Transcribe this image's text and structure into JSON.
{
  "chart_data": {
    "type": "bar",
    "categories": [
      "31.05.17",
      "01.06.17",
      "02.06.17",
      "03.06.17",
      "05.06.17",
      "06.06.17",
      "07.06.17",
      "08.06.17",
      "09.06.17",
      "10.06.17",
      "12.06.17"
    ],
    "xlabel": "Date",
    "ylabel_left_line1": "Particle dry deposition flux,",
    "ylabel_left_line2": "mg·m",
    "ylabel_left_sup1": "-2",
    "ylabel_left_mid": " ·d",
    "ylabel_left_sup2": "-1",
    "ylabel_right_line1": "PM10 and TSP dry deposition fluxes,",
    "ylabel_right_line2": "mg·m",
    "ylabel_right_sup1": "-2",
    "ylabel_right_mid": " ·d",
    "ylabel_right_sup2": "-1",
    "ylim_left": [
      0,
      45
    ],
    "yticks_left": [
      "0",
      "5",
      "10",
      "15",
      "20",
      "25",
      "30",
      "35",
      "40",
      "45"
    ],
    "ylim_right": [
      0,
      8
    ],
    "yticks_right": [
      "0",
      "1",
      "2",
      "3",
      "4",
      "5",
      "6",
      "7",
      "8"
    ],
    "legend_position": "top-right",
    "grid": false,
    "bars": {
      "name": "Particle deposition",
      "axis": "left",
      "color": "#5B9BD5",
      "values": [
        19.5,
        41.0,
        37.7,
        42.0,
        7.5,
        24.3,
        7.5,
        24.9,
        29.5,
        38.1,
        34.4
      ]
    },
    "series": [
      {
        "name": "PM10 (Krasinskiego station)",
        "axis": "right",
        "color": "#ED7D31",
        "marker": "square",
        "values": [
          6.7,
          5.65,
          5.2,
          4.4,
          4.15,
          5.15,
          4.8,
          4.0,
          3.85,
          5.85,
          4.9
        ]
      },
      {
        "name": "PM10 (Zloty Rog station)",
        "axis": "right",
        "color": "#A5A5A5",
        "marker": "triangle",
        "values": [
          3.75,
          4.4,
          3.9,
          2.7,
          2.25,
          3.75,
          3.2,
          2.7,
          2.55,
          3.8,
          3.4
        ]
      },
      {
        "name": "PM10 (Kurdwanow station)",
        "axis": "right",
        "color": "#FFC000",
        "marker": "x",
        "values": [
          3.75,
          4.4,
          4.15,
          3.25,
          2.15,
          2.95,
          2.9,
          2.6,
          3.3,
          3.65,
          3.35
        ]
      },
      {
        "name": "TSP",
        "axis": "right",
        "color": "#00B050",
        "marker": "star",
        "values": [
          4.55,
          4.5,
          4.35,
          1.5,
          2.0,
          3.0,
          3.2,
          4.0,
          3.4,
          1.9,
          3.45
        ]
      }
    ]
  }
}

Request
Each line above must be printed exactly as it appears.

Complete answer
Transcribe this image's text and structure into JSON.
{
  "chart_data": {
    "type": "bar",
    "categories": [
      "31.05.17",
      "01.06.17",
      "02.06.17",
      "03.06.17",
      "05.06.17",
      "06.06.17",
      "07.06.17",
      "08.06.17",
      "09.06.17",
      "10.06.17",
      "12.06.17"
    ],
    "xlabel": "Date",
    "ylabel_left_line1": "Particle dry deposition flux,",
    "ylabel_left_line2": "mg·m",
    "ylabel_left_sup1": "-2",
    "ylabel_left_mid": " ·d",
    "ylabel_left_sup2": "-1",
    "ylabel_right_line1": "PM10 and TSP dry deposition fluxes,",
    "ylabel_right_line2": "mg·m",
    "ylabel_right_sup1": "-2",
    "ylabel_right_mid": " ·d",
    "ylabel_right_sup2": "-1",
    "ylim_left": [
      0,
      45
    ],
    "yticks_left": [
      "0",
      "5",
      "10",
      "15",
      "20",
      "25",
      "30",
      "35",
      "40",
      "45"
    ],
    "ylim_right": [
      0,
      8
    ],
    "yticks_right": [
      "0",
      "1",
      "2",
      "3",
      "4",
      "5",
      "6",
      "7",
      "8"
    ],
    "legend_position": "top-right",
    "grid": false,
    "bars": {
      "name": "Particle deposition",
      "axis": "left",
      "color": "#5B9BD5",
      "values": [
        19.5,
        41.0,
        37.7,
        42.0,
        7.5,
        24.3,
        7.5,
        24.9,
        29.5,
        38.1,
        34.4
      ]
    },
    "series": [
      {
        "name": "PM10 (Krasinskiego station)",
        "axis": "right",
        "color": "#ED7D31",
        "marker": "square",
        "values": [
          6.7,
          5.65,
          5.2,
          4.4,
          4.15,
          5.15,
          4.8,
          4.0,
          3.85,
          5.85,
          4.9
        ]
      },
      {
        "name": "PM10 (Zloty Rog station)",
        "axis": "right",
        "color": "#A5A5A5",
        "marker": "triangle",
        "values": [
          3.75,
          4.4,
          3.9,
          2.7,
          2.25,
          3.75,
          3.2,
          2.7,
          2.55,
          3.8,
          3.4
        ]
      },
      {
        "name": "PM10 (Kurdwanow station)",
        "axis": "right",
        "color": "#FFC000",
        "marker": "x",
        "values": [
          3.75,
          4.4,
          4.15,
          3.25,
          2.15,
          2.95,
          2.9,
          2.6,
          3.3,
          3.65,
          3.35
        ]
      },
      {
        "name": "TSP",
        "axis": "right",
        "color": "#00B050",
        "marker": "star",
        "values": [
          4.55,
          4.5,
          4.35,
          1.5,
          2.0,
          3.0,
          3.2,
          4.0,
          3.4,
          1.9,
          3.45
        ]
      }
    ]
  }
}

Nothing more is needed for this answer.